> **What this task involves**: Go through the listing and write out all of it exactly.

> **Record excerpts**:
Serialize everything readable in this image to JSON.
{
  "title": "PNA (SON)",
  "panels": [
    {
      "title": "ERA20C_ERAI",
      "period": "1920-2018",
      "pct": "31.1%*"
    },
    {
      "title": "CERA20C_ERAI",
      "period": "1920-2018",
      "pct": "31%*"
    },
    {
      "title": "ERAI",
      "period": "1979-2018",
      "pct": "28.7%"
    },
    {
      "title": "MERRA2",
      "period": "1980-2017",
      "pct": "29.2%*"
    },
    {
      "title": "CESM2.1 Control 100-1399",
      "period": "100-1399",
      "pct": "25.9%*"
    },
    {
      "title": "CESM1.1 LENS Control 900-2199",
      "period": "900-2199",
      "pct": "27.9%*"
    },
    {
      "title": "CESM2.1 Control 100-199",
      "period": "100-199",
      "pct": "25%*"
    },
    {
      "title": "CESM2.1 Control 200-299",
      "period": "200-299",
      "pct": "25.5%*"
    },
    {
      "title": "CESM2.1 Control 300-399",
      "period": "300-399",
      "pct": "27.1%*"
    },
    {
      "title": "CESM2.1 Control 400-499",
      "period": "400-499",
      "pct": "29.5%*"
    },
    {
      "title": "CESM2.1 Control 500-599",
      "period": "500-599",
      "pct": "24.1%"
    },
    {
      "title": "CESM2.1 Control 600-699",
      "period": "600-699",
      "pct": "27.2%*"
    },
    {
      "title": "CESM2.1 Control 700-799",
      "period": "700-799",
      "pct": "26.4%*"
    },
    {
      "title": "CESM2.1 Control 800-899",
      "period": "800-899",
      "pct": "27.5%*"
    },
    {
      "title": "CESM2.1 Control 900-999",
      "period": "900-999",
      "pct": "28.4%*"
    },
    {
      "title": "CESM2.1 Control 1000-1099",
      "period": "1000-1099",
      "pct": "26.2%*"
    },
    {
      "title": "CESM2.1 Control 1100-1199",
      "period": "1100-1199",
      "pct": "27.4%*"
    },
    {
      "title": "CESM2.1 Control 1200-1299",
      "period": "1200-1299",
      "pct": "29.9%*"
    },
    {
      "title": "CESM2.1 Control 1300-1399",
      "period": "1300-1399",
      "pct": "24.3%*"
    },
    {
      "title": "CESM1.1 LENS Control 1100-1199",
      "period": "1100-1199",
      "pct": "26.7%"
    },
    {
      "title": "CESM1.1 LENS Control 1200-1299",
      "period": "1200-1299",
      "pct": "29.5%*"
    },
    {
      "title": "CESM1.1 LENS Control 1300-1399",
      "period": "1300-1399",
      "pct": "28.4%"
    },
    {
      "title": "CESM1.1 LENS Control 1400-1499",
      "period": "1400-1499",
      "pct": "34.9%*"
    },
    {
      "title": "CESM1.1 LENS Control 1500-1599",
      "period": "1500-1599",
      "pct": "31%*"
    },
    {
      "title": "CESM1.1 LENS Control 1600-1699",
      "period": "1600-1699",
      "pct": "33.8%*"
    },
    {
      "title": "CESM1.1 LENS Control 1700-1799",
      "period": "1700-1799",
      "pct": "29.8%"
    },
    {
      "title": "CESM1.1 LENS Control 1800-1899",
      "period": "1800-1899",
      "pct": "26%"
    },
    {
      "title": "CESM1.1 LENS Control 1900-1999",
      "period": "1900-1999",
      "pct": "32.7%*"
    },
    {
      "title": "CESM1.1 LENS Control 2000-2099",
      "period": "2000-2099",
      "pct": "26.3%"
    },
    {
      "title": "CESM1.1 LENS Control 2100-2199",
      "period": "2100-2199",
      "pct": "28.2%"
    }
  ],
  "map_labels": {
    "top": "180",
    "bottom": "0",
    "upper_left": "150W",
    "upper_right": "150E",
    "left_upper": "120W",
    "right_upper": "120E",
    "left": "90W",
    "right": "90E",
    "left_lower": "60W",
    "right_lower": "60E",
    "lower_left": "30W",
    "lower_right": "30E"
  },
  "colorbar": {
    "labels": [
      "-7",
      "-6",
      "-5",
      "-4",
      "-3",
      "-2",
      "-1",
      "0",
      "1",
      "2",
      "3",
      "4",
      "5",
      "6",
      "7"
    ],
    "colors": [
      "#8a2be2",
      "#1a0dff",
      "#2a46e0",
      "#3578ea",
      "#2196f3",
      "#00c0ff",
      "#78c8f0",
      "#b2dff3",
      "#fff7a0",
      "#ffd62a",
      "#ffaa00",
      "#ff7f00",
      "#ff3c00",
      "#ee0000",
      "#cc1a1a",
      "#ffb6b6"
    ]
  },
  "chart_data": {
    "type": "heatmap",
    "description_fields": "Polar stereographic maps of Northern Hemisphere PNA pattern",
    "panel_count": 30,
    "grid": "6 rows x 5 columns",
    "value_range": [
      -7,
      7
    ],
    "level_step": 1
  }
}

> **Task output**:
Serialize everything readable in this image to JSON.
{
  "title": "PNA (SON)",
  "panels": [
    {
      "title": "ERA20C_ERAI",
      "period": "1920-2018",
      "pct": "31.1%*"
    },
    {
      "title": "CERA20C_ERAI",
      "period": "1920-2018",
      "pct": "31%*"
    },
    {
      "title": "ERAI",
      "period": "1979-2018",
      "pct": "28.7%"
    },
    {
      "title": "MERRA2",
      "period": "1980-2017",
      "pct": "29.2%*"
    },
    {
      "title": "CESM2.1 Control 100-1399",
      "period": "100-1399",
      "pct": "25.9%*"
    },
    {
      "title": "CESM1.1 LENS Control 900-2199",
      "period": "900-2199",
      "pct": "27.9%*"
    },
    {
      "title": "CESM2.1 Control 100-199",
      "period": "100-199",
      "pct": "25%*"
    },
    {
      "title": "CESM2.1 Control 200-299",
      "period": "200-299",
      "pct": "25.5%*"
    },
    {
      "title": "CESM2.1 Control 300-399",
      "period": "300-399",
      "pct": "27.1%*"
    },
    {
      "title": "CESM2.1 Control 400-499",
      "period": "400-499",
      "pct": "29.5%*"
    },
    {
      "title": "CESM2.1 Control 500-599",
      "period": "500-599",
      "pct": "24.1%"
    },
    {
      "title": "CESM2.1 Control 600-699",
      "period": "600-699",
      "pct": "27.2%*"
    },
    {
      "title": "CESM2.1 Control 700-799",
      "period": "700-799",
      "pct": "26.4%*"
    },
    {
      "title": "CESM2.1 Control 800-899",
      "period": "800-899",
      "pct": "27.5%*"
    },
    {
      "title": "CESM2.1 Control 900-999",
      "period": "900-999",
      "pct": "28.4%*"
    },
    {
      "title": "CESM2.1 Control 1000-1099",
      "period": "1000-1099",
      "pct": "26.2%*"
    },
    {
      "title": "CESM2.1 Control 1100-1199",
      "period": "1100-1199",
      "pct": "27.4%*"
    },
    {
      "title": "CESM2.1 Control 1200-1299",
      "period": "1200-1299",
      "pct": "29.9%*"
    },
    {
      "title": "CESM2.1 Control 1300-1399",
      "period": "1300-1399",
      "pct": "24.3%*"
    },
    {
      "title": "CESM1.1 LENS Control 1100-1199",
      "period": "1100-1199",
      "pct": "26.7%"
    },
    {
      "title": "CESM1.1 LENS Control 1200-1299",
      "period": "1200-1299",
      "pct": "29.5%*"
    },
    {
      "title": "CESM1.1 LENS Control 1300-1399",
      "period": "1300-1399",
      "pct": "28.4%"
    },
    {
      "title": "CESM1.1 LENS Control 1400-1499",
      "period": "1400-1499",
      "pct": "34.9%*"
    },
    {
      "title": "CESM1.1 LENS Control 1500-1599",
      "period": "1500-1599",
      "pct": "31%*"
    },
    {
      "title": "CESM1.1 LENS Control 1600-1699",
      "period": "1600-1699",
      "pct": "33.8%*"
    },
    {
      "title": "CESM1.1 LENS Control 1700-1799",
      "period": "1700-1799",
      "pct": "29.8%"
    },
    {
      "title": "CESM1.1 LENS Control 1800-1899",
      "period": "1800-1899",
      "pct": "26%"
    },
    {
      "title": "CESM1.1 LENS Control 1900-1999",
      "period": "1900-1999",
      "pct": "32.7%*"
    },
    {
      "title": "CESM1.1 LENS Control 2000-2099",
      "period": "2000-2099",
      "pct": "26.3%"
    },
    {
      "title": "CESM1.1 LENS Control 2100-2199",
      "period": "2100-2199",
      "pct": "28.2%"
    }
  ],
  "map_labels": {
    "top": "180",
    "bottom": "0",
    "upper_left": "150W",
    "upper_right": "150E",
    "left_upper": "120W",
    "right_upper": "120E",
    "left": "90W",
    "right": "90E",
    "left_lower": "60W",
    "right_lower": "60E",
    "lower_left": "30W",
    "lower_right": "30E"
  },
  "colorbar": {
    "labels": [
      "-7",
      "-6",
      "-5",
      "-4",
      "-3",
      "-2",
      "-1",
      "0",
      "1",
      "2",
      "3",
      "4",
      "5",
      "6",
      "7"
    ],
    "colors": [
      "#8a2be2",
      "#1a0dff",
      "#2a46e0",
      "#3578ea",
      "#2196f3",
      "#00c0ff",
      "#78c8f0",
      "#b2dff3",
      "#fff7a0",
      "#ffd62a",
      "#ffaa00",
      "#ff7f00",
      "#ff3c00",
      "#ee0000",
      "#cc1a1a",
      "#ffb6b6"
    ]
  },
  "chart_data": {
    "type": "heatmap",
    "description_fields": "Polar stereographic maps of Northern Hemisphere PNA pattern",
    "panel_count": 30,
    "grid": "6 rows x 5 columns",
    "value_range": [
      -7,
      7
    ],
    "level_step": 1
  }
}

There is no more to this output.